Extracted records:
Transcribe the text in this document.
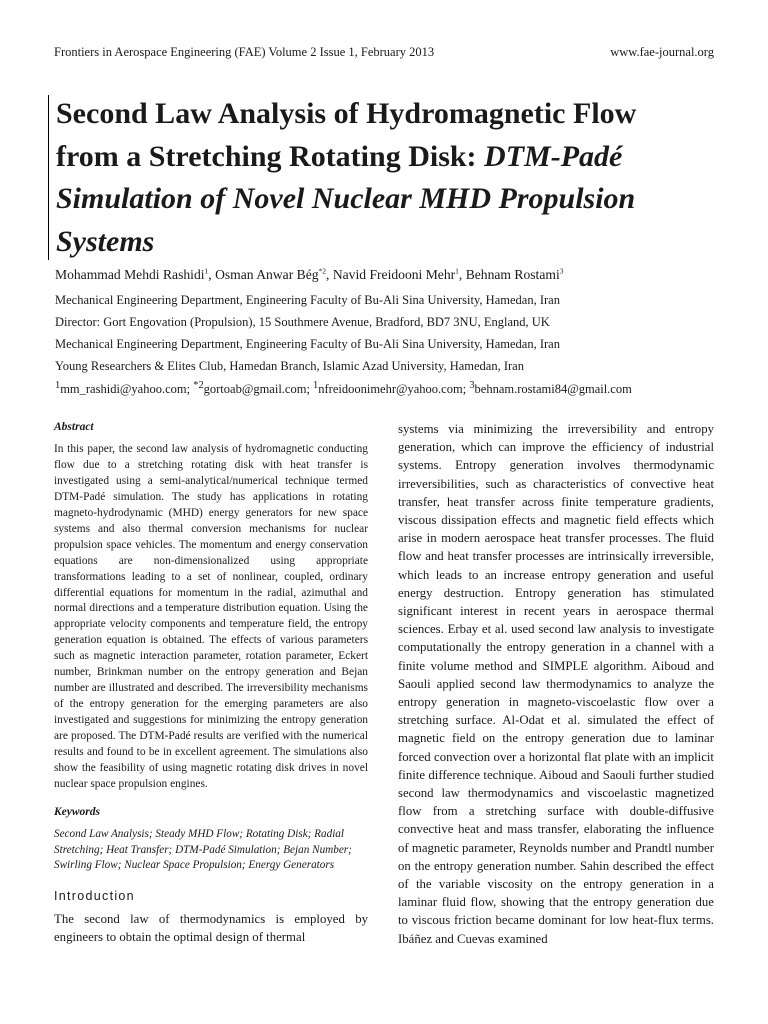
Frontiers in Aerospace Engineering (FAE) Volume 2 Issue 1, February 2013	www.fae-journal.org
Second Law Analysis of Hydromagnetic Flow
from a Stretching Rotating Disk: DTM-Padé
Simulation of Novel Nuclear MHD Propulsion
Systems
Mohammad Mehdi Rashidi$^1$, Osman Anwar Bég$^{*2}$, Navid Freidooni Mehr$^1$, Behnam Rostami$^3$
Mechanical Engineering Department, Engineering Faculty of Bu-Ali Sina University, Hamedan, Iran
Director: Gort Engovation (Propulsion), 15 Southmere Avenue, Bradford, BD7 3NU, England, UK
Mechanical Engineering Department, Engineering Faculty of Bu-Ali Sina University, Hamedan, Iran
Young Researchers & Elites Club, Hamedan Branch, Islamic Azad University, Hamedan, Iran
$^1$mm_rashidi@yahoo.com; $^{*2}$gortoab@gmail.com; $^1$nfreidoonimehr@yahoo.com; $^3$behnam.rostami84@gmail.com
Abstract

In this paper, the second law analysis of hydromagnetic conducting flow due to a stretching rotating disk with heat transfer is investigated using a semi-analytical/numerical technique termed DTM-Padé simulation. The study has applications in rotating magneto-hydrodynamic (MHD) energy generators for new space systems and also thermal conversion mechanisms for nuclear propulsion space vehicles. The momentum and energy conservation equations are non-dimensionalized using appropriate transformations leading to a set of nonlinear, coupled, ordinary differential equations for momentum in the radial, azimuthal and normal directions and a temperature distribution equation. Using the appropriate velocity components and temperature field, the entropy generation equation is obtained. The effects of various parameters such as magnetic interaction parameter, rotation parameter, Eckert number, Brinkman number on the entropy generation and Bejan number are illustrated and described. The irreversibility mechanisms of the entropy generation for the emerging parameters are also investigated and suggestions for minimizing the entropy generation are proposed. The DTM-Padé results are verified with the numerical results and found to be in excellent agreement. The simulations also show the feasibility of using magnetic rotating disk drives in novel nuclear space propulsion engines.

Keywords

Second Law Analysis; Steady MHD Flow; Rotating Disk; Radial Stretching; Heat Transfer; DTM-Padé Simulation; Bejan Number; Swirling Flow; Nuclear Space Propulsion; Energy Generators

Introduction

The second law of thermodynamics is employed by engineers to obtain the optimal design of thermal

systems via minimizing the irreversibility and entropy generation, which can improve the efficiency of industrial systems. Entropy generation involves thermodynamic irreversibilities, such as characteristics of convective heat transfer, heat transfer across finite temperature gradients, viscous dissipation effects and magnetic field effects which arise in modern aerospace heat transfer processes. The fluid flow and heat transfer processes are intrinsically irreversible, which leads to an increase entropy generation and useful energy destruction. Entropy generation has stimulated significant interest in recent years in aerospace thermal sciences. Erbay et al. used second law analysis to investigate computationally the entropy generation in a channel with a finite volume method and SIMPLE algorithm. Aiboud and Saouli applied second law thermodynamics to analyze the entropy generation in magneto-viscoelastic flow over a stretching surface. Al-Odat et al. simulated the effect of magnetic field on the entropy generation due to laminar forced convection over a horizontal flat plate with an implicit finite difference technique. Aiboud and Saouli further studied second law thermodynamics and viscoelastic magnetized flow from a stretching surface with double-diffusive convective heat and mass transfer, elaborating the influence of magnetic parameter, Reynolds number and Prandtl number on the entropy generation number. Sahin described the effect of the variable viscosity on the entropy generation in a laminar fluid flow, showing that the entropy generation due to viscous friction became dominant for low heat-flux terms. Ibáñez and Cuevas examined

Given instruction: Make an exact copy of every record, pictures excluded.

Correct output:
Transcribe the text in this document.
Frontiers in Aerospace Engineering (FAE) Volume 2 Issue 1, February 2013	www.fae-journal.org
Second Law Analysis of Hydromagnetic Flow
from a Stretching Rotating Disk: DTM-Padé
Simulation of Novel Nuclear MHD Propulsion
Systems
Mohammad Mehdi Rashidi$^1$, Osman Anwar Bég$^{*2}$, Navid Freidooni Mehr$^1$, Behnam Rostami$^3$
Mechanical Engineering Department, Engineering Faculty of Bu-Ali Sina University, Hamedan, Iran
Director: Gort Engovation (Propulsion), 15 Southmere Avenue, Bradford, BD7 3NU, England, UK
Mechanical Engineering Department, Engineering Faculty of Bu-Ali Sina University, Hamedan, Iran
Young Researchers & Elites Club, Hamedan Branch, Islamic Azad University, Hamedan, Iran
$^1$mm_rashidi@yahoo.com; $^{*2}$gortoab@gmail.com; $^1$nfreidoonimehr@yahoo.com; $^3$behnam.rostami84@gmail.com
Abstract

In this paper, the second law analysis of hydromagnetic conducting flow due to a stretching rotating disk with heat transfer is investigated using a semi-analytical/numerical technique termed DTM-Padé simulation. The study has applications in rotating magneto-hydrodynamic (MHD) energy generators for new space systems and also thermal conversion mechanisms for nuclear propulsion space vehicles. The momentum and energy conservation equations are non-dimensionalized using appropriate transformations leading to a set of nonlinear, coupled, ordinary differential equations for momentum in the radial, azimuthal and normal directions and a temperature distribution equation. Using the appropriate velocity components and temperature field, the entropy generation equation is obtained. The effects of various parameters such as magnetic interaction parameter, rotation parameter, Eckert number, Brinkman number on the entropy generation and Bejan number are illustrated and described. The irreversibility mechanisms of the entropy generation for the emerging parameters are also investigated and suggestions for minimizing the entropy generation are proposed. The DTM-Padé results are verified with the numerical results and found to be in excellent agreement. The simulations also show the feasibility of using magnetic rotating disk drives in novel nuclear space propulsion engines.

Keywords

Second Law Analysis; Steady MHD Flow; Rotating Disk; Radial Stretching; Heat Transfer; DTM-Padé Simulation; Bejan Number; Swirling Flow; Nuclear Space Propulsion; Energy Generators

Introduction

The second law of thermodynamics is employed by engineers to obtain the optimal design of thermal

systems via minimizing the irreversibility and entropy generation, which can improve the efficiency of industrial systems. Entropy generation involves thermodynamic irreversibilities, such as characteristics of convective heat transfer, heat transfer across finite temperature gradients, viscous dissipation effects and magnetic field effects which arise in modern aerospace heat transfer processes. The fluid flow and heat transfer processes are intrinsically irreversible, which leads to an increase entropy generation and useful energy destruction. Entropy generation has stimulated significant interest in recent years in aerospace thermal sciences. Erbay et al. used second law analysis to investigate computationally the entropy generation in a channel with a finite volume method and SIMPLE algorithm. Aiboud and Saouli applied second law thermodynamics to analyze the entropy generation in magneto-viscoelastic flow over a stretching surface. Al-Odat et al. simulated the effect of magnetic field on the entropy generation due to laminar forced convection over a horizontal flat plate with an implicit finite difference technique. Aiboud and Saouli further studied second law thermodynamics and viscoelastic magnetized flow from a stretching surface with double-diffusive convective heat and mass transfer, elaborating the influence of magnetic parameter, Reynolds number and Prandtl number on the entropy generation number. Sahin described the effect of the variable viscosity on the entropy generation in a laminar fluid flow, showing that the entropy generation due to viscous friction became dominant for low heat-flux terms. Ibáñez and Cuevas examined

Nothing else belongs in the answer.